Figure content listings
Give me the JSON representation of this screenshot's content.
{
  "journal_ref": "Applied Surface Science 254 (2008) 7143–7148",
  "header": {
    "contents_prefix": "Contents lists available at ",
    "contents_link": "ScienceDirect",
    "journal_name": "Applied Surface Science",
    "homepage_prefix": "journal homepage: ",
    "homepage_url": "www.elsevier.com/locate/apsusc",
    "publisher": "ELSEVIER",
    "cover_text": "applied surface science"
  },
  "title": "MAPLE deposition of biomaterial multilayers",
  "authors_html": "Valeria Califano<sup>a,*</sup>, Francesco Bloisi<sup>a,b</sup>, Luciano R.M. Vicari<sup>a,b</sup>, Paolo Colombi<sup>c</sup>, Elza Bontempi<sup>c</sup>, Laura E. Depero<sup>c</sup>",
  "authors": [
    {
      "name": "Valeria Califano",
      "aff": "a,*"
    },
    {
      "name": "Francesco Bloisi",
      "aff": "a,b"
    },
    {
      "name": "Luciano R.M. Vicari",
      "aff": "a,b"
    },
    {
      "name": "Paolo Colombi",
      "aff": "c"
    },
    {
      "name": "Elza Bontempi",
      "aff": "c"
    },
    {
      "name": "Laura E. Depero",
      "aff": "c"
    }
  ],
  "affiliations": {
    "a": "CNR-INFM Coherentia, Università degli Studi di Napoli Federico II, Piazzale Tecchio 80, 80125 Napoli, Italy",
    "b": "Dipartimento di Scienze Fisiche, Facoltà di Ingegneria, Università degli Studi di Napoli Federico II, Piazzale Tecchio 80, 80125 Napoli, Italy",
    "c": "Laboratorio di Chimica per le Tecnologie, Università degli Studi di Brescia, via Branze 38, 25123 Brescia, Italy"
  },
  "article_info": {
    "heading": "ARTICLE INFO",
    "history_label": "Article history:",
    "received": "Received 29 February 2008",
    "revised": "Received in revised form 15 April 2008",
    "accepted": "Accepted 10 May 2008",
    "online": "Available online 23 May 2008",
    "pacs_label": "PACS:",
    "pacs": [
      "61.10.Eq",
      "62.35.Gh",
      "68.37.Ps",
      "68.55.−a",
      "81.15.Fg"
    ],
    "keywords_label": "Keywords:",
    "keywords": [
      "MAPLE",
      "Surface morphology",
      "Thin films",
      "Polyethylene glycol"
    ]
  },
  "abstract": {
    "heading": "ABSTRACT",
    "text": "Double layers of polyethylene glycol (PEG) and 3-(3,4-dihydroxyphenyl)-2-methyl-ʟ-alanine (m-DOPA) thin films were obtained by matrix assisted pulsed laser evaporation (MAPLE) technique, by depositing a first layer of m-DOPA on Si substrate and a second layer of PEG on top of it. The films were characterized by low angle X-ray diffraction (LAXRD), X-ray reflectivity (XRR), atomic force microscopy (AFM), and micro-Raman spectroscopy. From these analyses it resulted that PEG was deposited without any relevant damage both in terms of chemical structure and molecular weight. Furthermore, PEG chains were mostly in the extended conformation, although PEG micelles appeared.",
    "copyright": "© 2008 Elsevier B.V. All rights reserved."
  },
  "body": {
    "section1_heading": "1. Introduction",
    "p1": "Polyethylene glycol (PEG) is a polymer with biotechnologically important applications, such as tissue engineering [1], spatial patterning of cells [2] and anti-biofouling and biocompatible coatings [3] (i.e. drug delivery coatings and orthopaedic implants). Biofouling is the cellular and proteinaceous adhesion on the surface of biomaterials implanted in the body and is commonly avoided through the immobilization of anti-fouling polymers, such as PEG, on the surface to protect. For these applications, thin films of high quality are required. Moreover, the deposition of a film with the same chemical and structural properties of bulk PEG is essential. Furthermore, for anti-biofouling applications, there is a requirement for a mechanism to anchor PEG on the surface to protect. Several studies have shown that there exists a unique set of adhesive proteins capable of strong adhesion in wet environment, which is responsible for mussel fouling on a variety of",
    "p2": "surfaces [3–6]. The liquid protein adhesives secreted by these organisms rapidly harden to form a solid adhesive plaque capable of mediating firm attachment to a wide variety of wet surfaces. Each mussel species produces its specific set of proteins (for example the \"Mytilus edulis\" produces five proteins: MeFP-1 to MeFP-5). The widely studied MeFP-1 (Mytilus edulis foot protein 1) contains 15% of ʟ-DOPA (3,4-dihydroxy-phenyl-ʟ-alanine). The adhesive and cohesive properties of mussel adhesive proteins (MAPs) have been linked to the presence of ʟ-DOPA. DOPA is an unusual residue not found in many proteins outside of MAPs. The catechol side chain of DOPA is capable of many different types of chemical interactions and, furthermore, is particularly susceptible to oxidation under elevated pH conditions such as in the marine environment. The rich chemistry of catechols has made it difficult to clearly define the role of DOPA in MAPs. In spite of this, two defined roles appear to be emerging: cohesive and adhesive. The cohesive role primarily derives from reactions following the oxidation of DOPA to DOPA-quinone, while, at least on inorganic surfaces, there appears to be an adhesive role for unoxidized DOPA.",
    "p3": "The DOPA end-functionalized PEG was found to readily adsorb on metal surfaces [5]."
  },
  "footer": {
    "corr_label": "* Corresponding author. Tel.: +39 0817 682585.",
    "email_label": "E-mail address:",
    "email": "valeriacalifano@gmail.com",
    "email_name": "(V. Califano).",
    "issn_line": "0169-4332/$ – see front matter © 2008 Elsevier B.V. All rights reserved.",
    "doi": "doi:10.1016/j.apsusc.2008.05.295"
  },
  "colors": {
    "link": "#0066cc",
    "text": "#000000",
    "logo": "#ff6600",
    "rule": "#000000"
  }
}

TRY IT:
Out of the records, collect only those lines that contain the string "Tecchio".

SOLUTION TO THE EXERCISE:
    "a": "CNR-INFM Coherentia, Università degli Studi di Napoli Federico II, Piazzale Tecchio 80, 80125 Napoli, Italy",
    "b": "Dipartimento di Scienze Fisiche, Facoltà di Ingegneria, Università degli Studi di Napoli Federico II, Piazzale Tecchio 80, 80125 Napoli, Italy",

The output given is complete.